— BEGIN DATA SHOWN —
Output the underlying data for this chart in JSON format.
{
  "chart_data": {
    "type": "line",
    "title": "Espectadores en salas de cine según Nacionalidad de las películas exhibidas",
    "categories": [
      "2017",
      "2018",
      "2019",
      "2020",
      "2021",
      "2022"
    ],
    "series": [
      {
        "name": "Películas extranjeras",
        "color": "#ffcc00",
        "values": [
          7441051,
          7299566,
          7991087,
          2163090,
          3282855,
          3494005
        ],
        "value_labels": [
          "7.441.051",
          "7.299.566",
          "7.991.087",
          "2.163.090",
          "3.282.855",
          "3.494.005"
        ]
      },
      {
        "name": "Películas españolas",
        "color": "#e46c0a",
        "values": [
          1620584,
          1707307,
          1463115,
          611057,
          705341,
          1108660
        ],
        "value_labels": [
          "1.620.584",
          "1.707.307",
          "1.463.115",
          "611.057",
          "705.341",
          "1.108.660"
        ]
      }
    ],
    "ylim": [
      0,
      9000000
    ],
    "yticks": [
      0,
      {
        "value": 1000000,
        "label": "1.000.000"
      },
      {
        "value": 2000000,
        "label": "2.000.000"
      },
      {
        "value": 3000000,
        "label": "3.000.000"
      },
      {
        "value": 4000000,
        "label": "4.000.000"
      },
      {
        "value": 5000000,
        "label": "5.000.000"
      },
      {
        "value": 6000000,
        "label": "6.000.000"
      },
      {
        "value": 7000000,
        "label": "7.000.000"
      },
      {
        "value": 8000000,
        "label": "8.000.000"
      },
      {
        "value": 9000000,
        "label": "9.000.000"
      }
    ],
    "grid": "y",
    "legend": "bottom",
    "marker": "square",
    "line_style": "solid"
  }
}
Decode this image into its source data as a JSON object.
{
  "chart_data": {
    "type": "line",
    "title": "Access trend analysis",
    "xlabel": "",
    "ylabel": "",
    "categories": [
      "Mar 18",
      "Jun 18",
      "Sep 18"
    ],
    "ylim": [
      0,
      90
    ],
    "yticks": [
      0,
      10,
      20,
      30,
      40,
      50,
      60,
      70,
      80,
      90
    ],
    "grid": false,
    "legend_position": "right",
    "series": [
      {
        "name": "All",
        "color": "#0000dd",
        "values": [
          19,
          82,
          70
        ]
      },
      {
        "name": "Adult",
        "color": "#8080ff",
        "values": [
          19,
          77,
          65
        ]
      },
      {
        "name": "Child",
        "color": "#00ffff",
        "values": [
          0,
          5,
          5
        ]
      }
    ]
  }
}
— END DATA SHOWN —
> _TASK TO CARRY OUT_: Return all lines containing the word "this".

> _TASK RESPONSE_:
Output the underlying data for this chart in JSON format.
Decode this image into its source data as a JSON object.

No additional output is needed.